> [What to do] Without the pictures, set down every line of the data exactly.

Data entries for graphics:
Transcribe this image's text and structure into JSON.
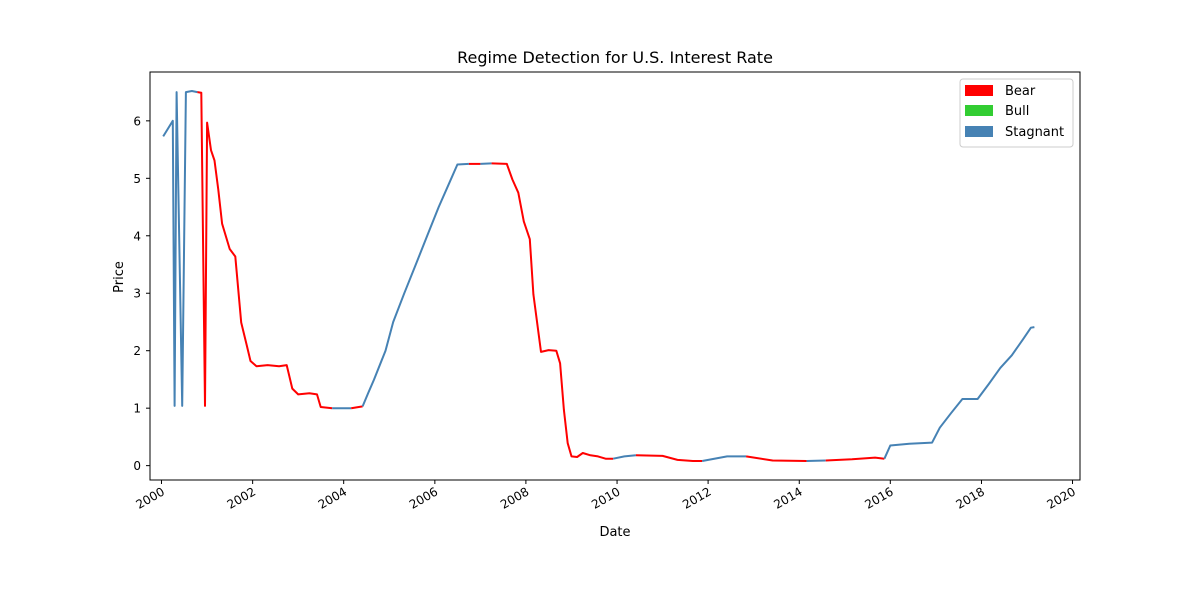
{
  "chart_data": {
    "type": "line",
    "title": "Regime Detection for U.S. Interest Rate",
    "xlabel": "Date",
    "ylabel": "Price",
    "xlim": [
      "1999-10-01",
      "2020-03-01"
    ],
    "ylim": [
      -0.25,
      6.85
    ],
    "x_ticks": [
      "2000",
      "2002",
      "2004",
      "2006",
      "2008",
      "2010",
      "2012",
      "2014",
      "2016",
      "2018",
      "2020"
    ],
    "y_ticks": [
      "0",
      "1",
      "2",
      "3",
      "4",
      "5",
      "6"
    ],
    "grid": false,
    "legend_position": "top-right",
    "colors": {
      "Bear": "#ff0000",
      "Bull": "#32cd32",
      "Stagnant": "#4682b4"
    },
    "legend": [
      "Bear",
      "Bull",
      "Stagnant"
    ],
    "series": [
      {
        "name": "Stagnant",
        "color": "#4682b4",
        "points": [
          [
            "2000-01-15",
            5.73
          ],
          [
            "2000-04-01",
            6.0
          ],
          [
            "2000-04-15",
            1.04
          ],
          [
            "2000-05-01",
            6.5
          ],
          [
            "2000-06-15",
            1.04
          ],
          [
            "2000-07-15",
            6.5
          ],
          [
            "2000-09-01",
            6.52
          ],
          [
            "2000-10-15",
            6.5
          ]
        ]
      },
      {
        "name": "Bear",
        "color": "#ff0000",
        "points": [
          [
            "2000-10-15",
            6.5
          ],
          [
            "2000-11-15",
            6.49
          ],
          [
            "2000-12-15",
            1.04
          ],
          [
            "2001-01-01",
            5.97
          ],
          [
            "2001-02-01",
            5.49
          ],
          [
            "2001-03-01",
            5.31
          ],
          [
            "2001-04-01",
            4.8
          ],
          [
            "2001-05-01",
            4.21
          ],
          [
            "2001-07-01",
            3.77
          ],
          [
            "2001-08-15",
            3.64
          ],
          [
            "2001-10-01",
            2.49
          ],
          [
            "2001-11-15",
            2.09
          ],
          [
            "2001-12-15",
            1.82
          ],
          [
            "2002-02-01",
            1.73
          ],
          [
            "2002-05-01",
            1.75
          ],
          [
            "2002-08-01",
            1.73
          ],
          [
            "2002-10-01",
            1.75
          ],
          [
            "2002-11-15",
            1.34
          ],
          [
            "2003-01-01",
            1.24
          ],
          [
            "2003-04-01",
            1.26
          ],
          [
            "2003-06-01",
            1.24
          ],
          [
            "2003-07-01",
            1.02
          ],
          [
            "2003-10-01",
            1.0
          ]
        ]
      },
      {
        "name": "Stagnant",
        "color": "#4682b4",
        "points": [
          [
            "2003-10-01",
            1.0
          ],
          [
            "2004-03-01",
            1.0
          ]
        ]
      },
      {
        "name": "Bear",
        "color": "#ff0000",
        "points": [
          [
            "2004-03-01",
            1.0
          ],
          [
            "2004-06-01",
            1.03
          ]
        ]
      },
      {
        "name": "Stagnant",
        "color": "#4682b4",
        "points": [
          [
            "2004-06-01",
            1.03
          ],
          [
            "2004-07-15",
            1.26
          ],
          [
            "2004-09-01",
            1.5
          ],
          [
            "2004-12-01",
            2.0
          ],
          [
            "2005-02-01",
            2.5
          ],
          [
            "2005-05-01",
            3.0
          ],
          [
            "2005-08-01",
            3.5
          ],
          [
            "2005-11-01",
            4.0
          ],
          [
            "2006-02-01",
            4.5
          ],
          [
            "2006-05-01",
            4.94
          ],
          [
            "2006-07-01",
            5.24
          ],
          [
            "2006-10-01",
            5.25
          ]
        ]
      },
      {
        "name": "Bear",
        "color": "#ff0000",
        "points": [
          [
            "2006-10-01",
            5.25
          ],
          [
            "2007-01-01",
            5.25
          ]
        ]
      },
      {
        "name": "Stagnant",
        "color": "#4682b4",
        "points": [
          [
            "2007-01-01",
            5.25
          ],
          [
            "2007-04-01",
            5.26
          ]
        ]
      },
      {
        "name": "Bear",
        "color": "#ff0000",
        "points": [
          [
            "2007-04-01",
            5.26
          ],
          [
            "2007-08-01",
            5.25
          ],
          [
            "2007-09-15",
            4.98
          ],
          [
            "2007-11-01",
            4.75
          ],
          [
            "2007-12-15",
            4.25
          ],
          [
            "2008-02-01",
            3.94
          ],
          [
            "2008-03-01",
            2.98
          ],
          [
            "2008-05-01",
            1.98
          ],
          [
            "2008-07-01",
            2.01
          ],
          [
            "2008-09-01",
            2.0
          ],
          [
            "2008-10-01",
            1.78
          ],
          [
            "2008-11-01",
            0.97
          ],
          [
            "2008-12-01",
            0.39
          ],
          [
            "2009-01-01",
            0.16
          ],
          [
            "2009-02-15",
            0.15
          ],
          [
            "2009-04-01",
            0.22
          ],
          [
            "2009-06-01",
            0.18
          ],
          [
            "2009-08-01",
            0.16
          ],
          [
            "2009-10-01",
            0.12
          ],
          [
            "2009-12-01",
            0.12
          ]
        ]
      },
      {
        "name": "Stagnant",
        "color": "#4682b4",
        "points": [
          [
            "2009-12-01",
            0.12
          ],
          [
            "2010-03-01",
            0.16
          ],
          [
            "2010-06-01",
            0.18
          ]
        ]
      },
      {
        "name": "Bear",
        "color": "#ff0000",
        "points": [
          [
            "2010-06-01",
            0.18
          ],
          [
            "2011-01-01",
            0.17
          ],
          [
            "2011-05-01",
            0.1
          ],
          [
            "2011-09-01",
            0.08
          ],
          [
            "2011-11-15",
            0.08
          ]
        ]
      },
      {
        "name": "Stagnant",
        "color": "#4682b4",
        "points": [
          [
            "2011-11-15",
            0.08
          ],
          [
            "2012-06-01",
            0.16
          ],
          [
            "2012-11-01",
            0.16
          ]
        ]
      },
      {
        "name": "Bear",
        "color": "#ff0000",
        "points": [
          [
            "2012-11-01",
            0.16
          ],
          [
            "2013-06-01",
            0.09
          ],
          [
            "2014-03-01",
            0.08
          ]
        ]
      },
      {
        "name": "Stagnant",
        "color": "#4682b4",
        "points": [
          [
            "2014-03-01",
            0.08
          ],
          [
            "2014-08-01",
            0.09
          ]
        ]
      },
      {
        "name": "Bear",
        "color": "#ff0000",
        "points": [
          [
            "2014-08-01",
            0.09
          ],
          [
            "2015-03-01",
            0.11
          ],
          [
            "2015-09-01",
            0.14
          ],
          [
            "2015-11-15",
            0.12
          ]
        ]
      },
      {
        "name": "Stagnant",
        "color": "#4682b4",
        "points": [
          [
            "2015-11-15",
            0.12
          ],
          [
            "2016-01-01",
            0.35
          ],
          [
            "2016-06-01",
            0.38
          ],
          [
            "2016-12-01",
            0.4
          ],
          [
            "2017-02-01",
            0.66
          ],
          [
            "2017-05-01",
            0.91
          ],
          [
            "2017-08-01",
            1.16
          ],
          [
            "2017-12-01",
            1.16
          ],
          [
            "2018-03-01",
            1.42
          ],
          [
            "2018-06-01",
            1.7
          ],
          [
            "2018-09-01",
            1.92
          ],
          [
            "2018-12-01",
            2.2
          ],
          [
            "2019-02-01",
            2.4
          ],
          [
            "2019-03-01",
            2.41
          ]
        ]
      }
    ]
  }
}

> [Exercise result]
Transcribe this image's text and structure into JSON.
{
  "chart_data": {
    "type": "line",
    "title": "Regime Detection for U.S. Interest Rate",
    "xlabel": "Date",
    "ylabel": "Price",
    "xlim": [
      "1999-10-01",
      "2020-03-01"
    ],
    "ylim": [
      -0.25,
      6.85
    ],
    "x_ticks": [
      "2000",
      "2002",
      "2004",
      "2006",
      "2008",
      "2010",
      "2012",
      "2014",
      "2016",
      "2018",
      "2020"
    ],
    "y_ticks": [
      "0",
      "1",
      "2",
      "3",
      "4",
      "5",
      "6"
    ],
    "grid": false,
    "legend_position": "top-right",
    "colors": {
      "Bear": "#ff0000",
      "Bull": "#32cd32",
      "Stagnant": "#4682b4"
    },
    "legend": [
      "Bear",
      "Bull",
      "Stagnant"
    ],
    "series": [
      {
        "name": "Stagnant",
        "color": "#4682b4",
        "points": [
          [
            "2000-01-15",
            5.73
          ],
          [
            "2000-04-01",
            6.0
          ],
          [
            "2000-04-15",
            1.04
          ],
          [
            "2000-05-01",
            6.5
          ],
          [
            "2000-06-15",
            1.04
          ],
          [
            "2000-07-15",
            6.5
          ],
          [
            "2000-09-01",
            6.52
          ],
          [
            "2000-10-15",
            6.5
          ]
        ]
      },
      {
        "name": "Bear",
        "color": "#ff0000",
        "points": [
          [
            "2000-10-15",
            6.5
          ],
          [
            "2000-11-15",
            6.49
          ],
          [
            "2000-12-15",
            1.04
          ],
          [
            "2001-01-01",
            5.97
          ],
          [
            "2001-02-01",
            5.49
          ],
          [
            "2001-03-01",
            5.31
          ],
          [
            "2001-04-01",
            4.8
          ],
          [
            "2001-05-01",
            4.21
          ],
          [
            "2001-07-01",
            3.77
          ],
          [
            "2001-08-15",
            3.64
          ],
          [
            "2001-10-01",
            2.49
          ],
          [
            "2001-11-15",
            2.09
          ],
          [
            "2001-12-15",
            1.82
          ],
          [
            "2002-02-01",
            1.73
          ],
          [
            "2002-05-01",
            1.75
          ],
          [
            "2002-08-01",
            1.73
          ],
          [
            "2002-10-01",
            1.75
          ],
          [
            "2002-11-15",
            1.34
          ],
          [
            "2003-01-01",
            1.24
          ],
          [
            "2003-04-01",
            1.26
          ],
          [
            "2003-06-01",
            1.24
          ],
          [
            "2003-07-01",
            1.02
          ],
          [
            "2003-10-01",
            1.0
          ]
        ]
      },
      {
        "name": "Stagnant",
        "color": "#4682b4",
        "points": [
          [
            "2003-10-01",
            1.0
          ],
          [
            "2004-03-01",
            1.0
          ]
        ]
      },
      {
        "name": "Bear",
        "color": "#ff0000",
        "points": [
          [
            "2004-03-01",
            1.0
          ],
          [
            "2004-06-01",
            1.03
          ]
        ]
      },
      {
        "name": "Stagnant",
        "color": "#4682b4",
        "points": [
          [
            "2004-06-01",
            1.03
          ],
          [
            "2004-07-15",
            1.26
          ],
          [
            "2004-09-01",
            1.5
          ],
          [
            "2004-12-01",
            2.0
          ],
          [
            "2005-02-01",
            2.5
          ],
          [
            "2005-05-01",
            3.0
          ],
          [
            "2005-08-01",
            3.5
          ],
          [
            "2005-11-01",
            4.0
          ],
          [
            "2006-02-01",
            4.5
          ],
          [
            "2006-05-01",
            4.94
          ],
          [
            "2006-07-01",
            5.24
          ],
          [
            "2006-10-01",
            5.25
          ]
        ]
      },
      {
        "name": "Bear",
        "color": "#ff0000",
        "points": [
          [
            "2006-10-01",
            5.25
          ],
          [
            "2007-01-01",
            5.25
          ]
        ]
      },
      {
        "name": "Stagnant",
        "color": "#4682b4",
        "points": [
          [
            "2007-01-01",
            5.25
          ],
          [
            "2007-04-01",
            5.26
          ]
        ]
      },
      {
        "name": "Bear",
        "color": "#ff0000",
        "points": [
          [
            "2007-04-01",
            5.26
          ],
          [
            "2007-08-01",
            5.25
          ],
          [
            "2007-09-15",
            4.98
          ],
          [
            "2007-11-01",
            4.75
          ],
          [
            "2007-12-15",
            4.25
          ],
          [
            "2008-02-01",
            3.94
          ],
          [
            "2008-03-01",
            2.98
          ],
          [
            "2008-05-01",
            1.98
          ],
          [
            "2008-07-01",
            2.01
          ],
          [
            "2008-09-01",
            2.0
          ],
          [
            "2008-10-01",
            1.78
          ],
          [
            "2008-11-01",
            0.97
          ],
          [
            "2008-12-01",
            0.39
          ],
          [
            "2009-01-01",
            0.16
          ],
          [
            "2009-02-15",
            0.15
          ],
          [
            "2009-04-01",
            0.22
          ],
          [
            "2009-06-01",
            0.18
          ],
          [
            "2009-08-01",
            0.16
          ],
          [
            "2009-10-01",
            0.12
          ],
          [
            "2009-12-01",
            0.12
          ]
        ]
      },
      {
        "name": "Stagnant",
        "color": "#4682b4",
        "points": [
          [
            "2009-12-01",
            0.12
          ],
          [
            "2010-03-01",
            0.16
          ],
          [
            "2010-06-01",
            0.18
          ]
        ]
      },
      {
        "name": "Bear",
        "color": "#ff0000",
        "points": [
          [
            "2010-06-01",
            0.18
          ],
          [
            "2011-01-01",
            0.17
          ],
          [
            "2011-05-01",
            0.1
          ],
          [
            "2011-09-01",
            0.08
          ],
          [
            "2011-11-15",
            0.08
          ]
        ]
      },
      {
        "name": "Stagnant",
        "color": "#4682b4",
        "points": [
          [
            "2011-11-15",
            0.08
          ],
          [
            "2012-06-01",
            0.16
          ],
          [
            "2012-11-01",
            0.16
          ]
        ]
      },
      {
        "name": "Bear",
        "color": "#ff0000",
        "points": [
          [
            "2012-11-01",
            0.16
          ],
          [
            "2013-06-01",
            0.09
          ],
          [
            "2014-03-01",
            0.08
          ]
        ]
      },
      {
        "name": "Stagnant",
        "color": "#4682b4",
        "points": [
          [
            "2014-03-01",
            0.08
          ],
          [
            "2014-08-01",
            0.09
          ]
        ]
      },
      {
        "name": "Bear",
        "color": "#ff0000",
        "points": [
          [
            "2014-08-01",
            0.09
          ],
          [
            "2015-03-01",
            0.11
          ],
          [
            "2015-09-01",
            0.14
          ],
          [
            "2015-11-15",
            0.12
          ]
        ]
      },
      {
        "name": "Stagnant",
        "color": "#4682b4",
        "points": [
          [
            "2015-11-15",
            0.12
          ],
          [
            "2016-01-01",
            0.35
          ],
          [
            "2016-06-01",
            0.38
          ],
          [
            "2016-12-01",
            0.4
          ],
          [
            "2017-02-01",
            0.66
          ],
          [
            "2017-05-01",
            0.91
          ],
          [
            "2017-08-01",
            1.16
          ],
          [
            "2017-12-01",
            1.16
          ],
          [
            "2018-03-01",
            1.42
          ],
          [
            "2018-06-01",
            1.7
          ],
          [
            "2018-09-01",
            1.92
          ],
          [
            "2018-12-01",
            2.2
          ],
          [
            "2019-02-01",
            2.4
          ],
          [
            "2019-03-01",
            2.41
          ]
        ]
      }
    ]
  }
}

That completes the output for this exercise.